— Problem —
Copy out each line in the material below that has the word "back".

(Source records)

· · · ·

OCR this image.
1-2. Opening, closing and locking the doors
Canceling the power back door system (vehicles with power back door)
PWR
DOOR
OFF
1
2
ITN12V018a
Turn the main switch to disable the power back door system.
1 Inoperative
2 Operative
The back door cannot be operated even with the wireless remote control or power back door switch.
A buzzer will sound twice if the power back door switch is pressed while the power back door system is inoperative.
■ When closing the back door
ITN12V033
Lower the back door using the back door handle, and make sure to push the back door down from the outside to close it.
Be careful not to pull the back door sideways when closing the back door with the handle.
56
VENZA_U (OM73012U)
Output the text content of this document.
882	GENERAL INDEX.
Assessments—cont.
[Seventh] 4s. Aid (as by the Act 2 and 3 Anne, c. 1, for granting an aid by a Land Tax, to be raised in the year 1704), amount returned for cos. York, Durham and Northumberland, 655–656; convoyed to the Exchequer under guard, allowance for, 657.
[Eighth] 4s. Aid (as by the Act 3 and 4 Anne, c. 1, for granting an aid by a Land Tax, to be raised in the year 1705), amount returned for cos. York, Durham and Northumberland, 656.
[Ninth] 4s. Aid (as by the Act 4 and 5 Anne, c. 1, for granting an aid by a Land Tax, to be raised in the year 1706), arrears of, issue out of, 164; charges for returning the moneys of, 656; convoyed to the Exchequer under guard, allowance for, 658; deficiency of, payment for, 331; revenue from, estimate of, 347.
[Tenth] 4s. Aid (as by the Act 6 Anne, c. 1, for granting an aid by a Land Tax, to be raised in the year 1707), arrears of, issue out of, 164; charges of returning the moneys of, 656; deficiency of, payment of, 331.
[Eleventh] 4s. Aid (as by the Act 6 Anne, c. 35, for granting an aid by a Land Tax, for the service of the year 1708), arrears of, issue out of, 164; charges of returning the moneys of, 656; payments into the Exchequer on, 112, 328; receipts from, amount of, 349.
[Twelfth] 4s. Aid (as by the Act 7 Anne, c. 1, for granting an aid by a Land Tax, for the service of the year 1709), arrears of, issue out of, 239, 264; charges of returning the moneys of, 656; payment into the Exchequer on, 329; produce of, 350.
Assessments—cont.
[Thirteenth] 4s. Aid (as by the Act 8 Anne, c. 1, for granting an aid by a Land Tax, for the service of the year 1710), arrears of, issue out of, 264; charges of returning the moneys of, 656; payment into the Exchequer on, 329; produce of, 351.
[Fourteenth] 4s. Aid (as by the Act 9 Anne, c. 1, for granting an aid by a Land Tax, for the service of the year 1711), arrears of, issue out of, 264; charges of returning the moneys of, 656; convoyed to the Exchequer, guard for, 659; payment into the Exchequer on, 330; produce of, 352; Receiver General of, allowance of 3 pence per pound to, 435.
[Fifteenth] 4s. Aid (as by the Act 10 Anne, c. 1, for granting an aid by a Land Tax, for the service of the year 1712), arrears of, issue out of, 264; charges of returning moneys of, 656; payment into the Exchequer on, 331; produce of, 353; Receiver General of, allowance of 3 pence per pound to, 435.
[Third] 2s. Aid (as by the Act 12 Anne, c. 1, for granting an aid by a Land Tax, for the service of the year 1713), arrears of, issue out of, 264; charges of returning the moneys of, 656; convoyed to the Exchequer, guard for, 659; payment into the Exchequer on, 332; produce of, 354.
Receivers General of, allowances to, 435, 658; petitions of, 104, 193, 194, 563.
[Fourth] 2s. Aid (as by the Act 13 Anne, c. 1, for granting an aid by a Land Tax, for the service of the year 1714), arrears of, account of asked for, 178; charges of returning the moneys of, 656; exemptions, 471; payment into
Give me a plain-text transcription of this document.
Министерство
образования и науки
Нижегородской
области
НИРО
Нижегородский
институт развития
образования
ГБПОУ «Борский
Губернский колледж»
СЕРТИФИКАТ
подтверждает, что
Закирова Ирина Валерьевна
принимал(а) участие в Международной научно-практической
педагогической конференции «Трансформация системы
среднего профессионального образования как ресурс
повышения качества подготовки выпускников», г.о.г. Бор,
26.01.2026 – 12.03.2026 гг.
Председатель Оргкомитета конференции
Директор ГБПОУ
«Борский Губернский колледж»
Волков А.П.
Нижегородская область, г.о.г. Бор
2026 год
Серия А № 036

· · · ·

— Solution below —
Canceling the power back door system (vehicles with power back door)
Turn the main switch to disable the power back door system.
The back door cannot be operated even with the wireless remote control or power back door switch.
A buzzer will sound twice if the power back door switch is pressed while the power back door system is inoperative.
■ When closing the back door
Lower the back door using the back door handle, and make sure to push the back door down from the outside to close it.
Be careful not to pull the back door sideways when closing the back door with the handle.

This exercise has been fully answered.